WHAT YOU WILL DO: Check each line of the entries below for the string "Gewalt"; copy every line where it appears.

SUPPLIED RECORDS:
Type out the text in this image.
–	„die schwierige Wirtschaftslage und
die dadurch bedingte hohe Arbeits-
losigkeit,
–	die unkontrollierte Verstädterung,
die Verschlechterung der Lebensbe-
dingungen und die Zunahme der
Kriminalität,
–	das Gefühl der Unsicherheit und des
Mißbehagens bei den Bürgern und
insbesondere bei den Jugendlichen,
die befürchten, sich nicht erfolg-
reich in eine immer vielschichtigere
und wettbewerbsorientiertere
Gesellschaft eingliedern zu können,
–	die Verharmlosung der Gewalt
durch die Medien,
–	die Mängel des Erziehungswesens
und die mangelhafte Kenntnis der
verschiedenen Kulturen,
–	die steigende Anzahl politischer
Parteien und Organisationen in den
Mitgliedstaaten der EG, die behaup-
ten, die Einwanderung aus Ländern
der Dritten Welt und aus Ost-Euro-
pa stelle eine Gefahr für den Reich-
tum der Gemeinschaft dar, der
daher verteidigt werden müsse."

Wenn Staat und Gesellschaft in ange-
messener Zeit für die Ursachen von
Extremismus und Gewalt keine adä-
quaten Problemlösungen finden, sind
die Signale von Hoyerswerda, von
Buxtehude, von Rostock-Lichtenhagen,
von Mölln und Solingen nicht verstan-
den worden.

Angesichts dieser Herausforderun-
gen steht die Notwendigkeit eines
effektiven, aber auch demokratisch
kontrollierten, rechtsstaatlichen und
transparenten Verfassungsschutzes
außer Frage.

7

ANSWER TO THIS EXERCISE:
–	die Verharmlosung der Gewalt
Extremismus und Gewalt keine adä-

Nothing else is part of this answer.